* **阅读短文**:
╔══

使用的时候可直接从Southerner进行限制了，并且再重新增加一个条件，儿童不可能犯罪，定义一个儿童的类，此时并且限制了可以行动的地区，由于发生了凶杀案，可行动的地区限制到儿童本来的区域里面。此时重写isAllowedIn函数

class Child extends Person {
    /* the characteristic predicate */
    Child() { this.getAge() < 10 }
 
    /* a member predicate */
    override predicate isAllowedIn(string region) {
        region = this.getLocation()
    }
}

最终形成的查询语句是：

import tutorial
 
predicate southern(Person p) {
    p.getLocation() = "south"
}
 
class Southerner extends Person {
    /* the characteristic predicate */
    Southerner() { southern(this) }
}
 
class Child extends Person {
    /* the characteristic predicate */
    Child() { this.getAge() < 10 }
 
    /* a member predicate */
    override predicate isAllowedIn(string region) {
        region = this.getLocation()
    }
}
 
predicate bald(Person p) {
    not exists (string c | p.getHairColor() = c)
}
 
from Southerner s
where s.isAllowedIn("north") and bald(s)
select s

输入输出数据流

这里考虑一个经典的逻辑问题：将山羊、卷心菜和狼运到对岸

分析组成的基本元素，输入有两类：货物、河岸

货物的对象包括：山羊、卷心菜和狼

对岸分为两岸：左岸和右岸

定义货物类：

class Cargo extends string {
  Cargo() {
    this = "Nothing" or
    this = "Goat" or
    this = "Cabbage" or
    this = "Wolf"
  }
}

定义对岸类：

class Shore extends string {
  Shore() {
    this = "Left" or
    this = "Right"
  }
}

货物的运输会产生对岸的变化，定一个变化函数

 Shore other() {
    this = "Left" and result = "Right"
    or
    this = "Right" and result = "Left"

╚══

* **数据部分**:

╔══

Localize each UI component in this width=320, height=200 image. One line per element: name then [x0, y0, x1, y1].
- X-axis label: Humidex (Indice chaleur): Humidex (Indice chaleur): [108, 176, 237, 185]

╚══

* **你要做的**:
接着那篇讲 CodeQL 类和谓词写法的短文，从它停下的地方往下写。 这些材料在这里用不上。

* **本题答案**:
  }

货物最后需要位置的状态：

class State extends string {
  Shore manShore;
  Shore goatShore;
  Shore cabbageShore;
  Shore wolfShore;
  State() { this = manShore + "," + goatShore + "," + cabbageShore + "," + wolfShore 
}

初始的位置都是左岸，最终的位置都是右岸，这样派生两个子类：

class InitialState extends State {
  InitialState() { this = "Left" + "," + "Left" + "," + "Left" + "," + "Left" }
}

class GoalState extends State {
  GoalState() { this = "Right" + "," + "Right" + "," + "Right" + "," + "Right" }
}

最后的ql语句：

class Cargo extends string {
  Cargo() {
    this = "Nothing" or
    this = "Goat" or
    this = "Cabbage" or
    this = "Wolf"
  }
}
 
/** One of two shores. */
class Shore extends string {
  Shore() {
    this = "Left" or
    this = "Right"
  }
 
  /** Returns the other shore. */
  Shore other() {
    this = "Left" and result = "Right"
    or
    this = "Right" and result = "Left"
  }
}
 
/** Renders the state as a string. */
string renderState(Shore manShore, Shore goatShore, Shore cabbageShore, Shore wolfShore) {
  result = manShore + "," + goatShore + "," + cabbageShore + "," + wolfShore
}
 
/** A record of where everything is. */
class State extends string {
  Shore manShore;
  Shore goatShore;
  Shore cabbageShore;
  Shore wolfShore;
 
  State() { this = renderState(manShore, goatShore, cabbageShore, wolfShore) }
}
 
/** The initial state, where everything is on the left shore. */
class InitialState extends State {
  InitialState() { this = renderState("Left", "Left", "Left", "Left") }
}
 
/** The goal state, where everything is on the right shore. */
class GoalState extends State {
  GoalState() { this = renderState("Right", "Right", "Right", "Right") }
}

后面开始运输了，每次运动后的位置都会变化，运输其他货物的时候其他位置也会产生变化

State ferry(Cargo cargo) {
    cargo = "Nothing" and
    result = renderState(manShore.other(), goatShore, cabbageShore, wolfShore)
    or
    cargo = "Goat" and
    result = renderState(manShore.other(), goatShore.other(), cabbageShore, wolfShore)
    or
    cargo = "Cabbage" and
    result = renderState(manShore.other(), goatShore, cabbageShore.other(), wolfShore)
    or
    cargo = "Wolf" and
    result = renderState(manShore.other(), goatShore, cabbageShore, wolfShore.other())
  }

为了保护货物的安全性，两个方法：isSafe表示货物是安全的。safeFerry：表示只有安全情况下执行的动作

predicate isSafe() {
    // The goat can't eat the cabbage.
    (goatShore != cabbageShore or goatShore = manShore) and
    // The wolf can't eat the goat.
    (wolfShore != goatShore or wolfShore = manShore)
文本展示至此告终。